***** Data extract *****

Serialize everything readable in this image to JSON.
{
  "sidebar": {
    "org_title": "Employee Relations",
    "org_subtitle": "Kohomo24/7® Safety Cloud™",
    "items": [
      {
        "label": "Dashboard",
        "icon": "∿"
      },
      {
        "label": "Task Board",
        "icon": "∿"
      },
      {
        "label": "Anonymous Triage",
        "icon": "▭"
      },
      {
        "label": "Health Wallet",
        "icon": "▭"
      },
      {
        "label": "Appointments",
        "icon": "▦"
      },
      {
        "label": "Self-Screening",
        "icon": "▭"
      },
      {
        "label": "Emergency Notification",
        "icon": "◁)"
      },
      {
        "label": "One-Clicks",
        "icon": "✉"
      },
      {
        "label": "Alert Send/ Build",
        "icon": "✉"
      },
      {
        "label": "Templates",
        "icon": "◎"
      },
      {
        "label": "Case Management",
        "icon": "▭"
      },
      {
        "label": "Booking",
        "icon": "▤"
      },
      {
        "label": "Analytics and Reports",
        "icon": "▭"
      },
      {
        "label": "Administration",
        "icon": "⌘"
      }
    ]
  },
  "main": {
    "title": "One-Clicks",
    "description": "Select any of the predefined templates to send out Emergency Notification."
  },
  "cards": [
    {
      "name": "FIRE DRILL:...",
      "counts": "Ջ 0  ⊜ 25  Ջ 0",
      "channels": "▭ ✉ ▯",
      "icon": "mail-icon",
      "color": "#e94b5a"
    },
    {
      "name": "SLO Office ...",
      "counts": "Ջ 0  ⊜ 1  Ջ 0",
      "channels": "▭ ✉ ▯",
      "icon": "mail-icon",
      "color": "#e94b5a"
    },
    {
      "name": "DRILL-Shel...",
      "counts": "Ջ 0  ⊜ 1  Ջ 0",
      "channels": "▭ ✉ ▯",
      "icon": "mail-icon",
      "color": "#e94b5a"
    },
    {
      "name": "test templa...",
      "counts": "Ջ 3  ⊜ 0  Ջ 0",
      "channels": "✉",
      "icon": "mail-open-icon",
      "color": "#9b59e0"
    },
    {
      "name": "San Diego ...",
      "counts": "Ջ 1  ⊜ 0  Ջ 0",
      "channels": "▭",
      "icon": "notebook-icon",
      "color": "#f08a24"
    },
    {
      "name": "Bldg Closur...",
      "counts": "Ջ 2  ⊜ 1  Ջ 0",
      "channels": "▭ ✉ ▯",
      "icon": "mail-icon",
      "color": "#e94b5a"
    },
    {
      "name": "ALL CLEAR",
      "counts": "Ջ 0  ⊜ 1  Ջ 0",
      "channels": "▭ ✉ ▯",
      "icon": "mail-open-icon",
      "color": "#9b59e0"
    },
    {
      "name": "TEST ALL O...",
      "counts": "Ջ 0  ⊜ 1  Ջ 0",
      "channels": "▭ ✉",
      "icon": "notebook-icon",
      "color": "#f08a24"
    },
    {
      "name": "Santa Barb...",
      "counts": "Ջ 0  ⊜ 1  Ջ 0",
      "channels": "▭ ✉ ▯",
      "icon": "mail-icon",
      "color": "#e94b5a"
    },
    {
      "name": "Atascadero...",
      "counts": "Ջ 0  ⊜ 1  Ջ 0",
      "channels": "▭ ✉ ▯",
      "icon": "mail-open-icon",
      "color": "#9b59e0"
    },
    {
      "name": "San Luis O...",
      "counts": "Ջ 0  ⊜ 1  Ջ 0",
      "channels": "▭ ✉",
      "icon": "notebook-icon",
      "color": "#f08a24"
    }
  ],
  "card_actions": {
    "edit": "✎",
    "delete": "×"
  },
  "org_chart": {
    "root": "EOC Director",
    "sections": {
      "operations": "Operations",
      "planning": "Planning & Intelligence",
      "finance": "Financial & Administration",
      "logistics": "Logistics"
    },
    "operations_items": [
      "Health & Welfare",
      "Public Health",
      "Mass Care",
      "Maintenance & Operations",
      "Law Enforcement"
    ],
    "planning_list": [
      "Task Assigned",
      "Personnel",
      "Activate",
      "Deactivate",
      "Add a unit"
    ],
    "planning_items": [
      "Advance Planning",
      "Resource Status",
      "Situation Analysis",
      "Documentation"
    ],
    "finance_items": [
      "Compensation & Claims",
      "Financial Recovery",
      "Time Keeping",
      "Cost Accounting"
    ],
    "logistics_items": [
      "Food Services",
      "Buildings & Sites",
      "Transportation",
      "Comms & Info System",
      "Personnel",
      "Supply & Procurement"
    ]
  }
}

*****

▸ Do this
Isolate the lines above that contain the word "name" and copy them.

▸ Correct answer
      "name": "FIRE DRILL:...",
      "name": "SLO Office ...",
      "name": "DRILL-Shel...",
      "name": "test templa...",
      "name": "San Diego ...",
      "name": "Bldg Closur...",
      "name": "ALL CLEAR",
      "name": "TEST ALL O...",
      "name": "Santa Barb...",
      "name": "Atascadero...",
      "name": "San Luis O...",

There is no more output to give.